Text to read:
****************
Optional stopSequences: string[]

Stop sequences to use. Stop sequences are an array of strings or a single string that the model will recognize as end-of-text indicators. The model stops generating more content when it encounters any of these strings. This is particularly useful in scripted or formatted text generation, where a specific end point is required. Stop sequences not included in the generated text.

Does nothing if the model does not support this setting.

Example: stopSequences: ['\n', 'END']

Inherited from

TextGenerationModelSettings.stopSequences

Defined in

packages/modelfusion/src/model-function/generate-text/TextGenerationModel.ts:41


temperature

Optional temperature: number

Adjust the randomness of the generated text (default: 0.8).

Defined in

packages/modelfusion/src/model-provider/llamacpp/LlamaCppCompletionModel.ts:55


tfsZ

Optional tfsZ: number

Enable tail free sampling with parameter z (default: 1.0, 1.0 = disabled).
****************
Exercise details: From the text on text generation settings, copy the passage starting with "Stop sequences to" and going on through "support this setting.". You will not need the data for any of this work.

Collected material:
****************
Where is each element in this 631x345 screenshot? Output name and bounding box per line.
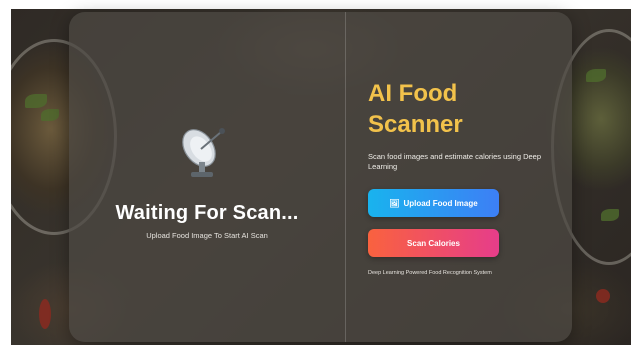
****************
The reply:
Stop sequences to use. Stop sequences are an array of strings or a single string that the model will recognize as end-of-text indicators. The model stops generating more content when it encounters any of these strings. This is particularly useful in scripted or formatted text generation, where a specific end point is required. Stop sequences not included in the generated text.

Does nothing if the model does not support this setting.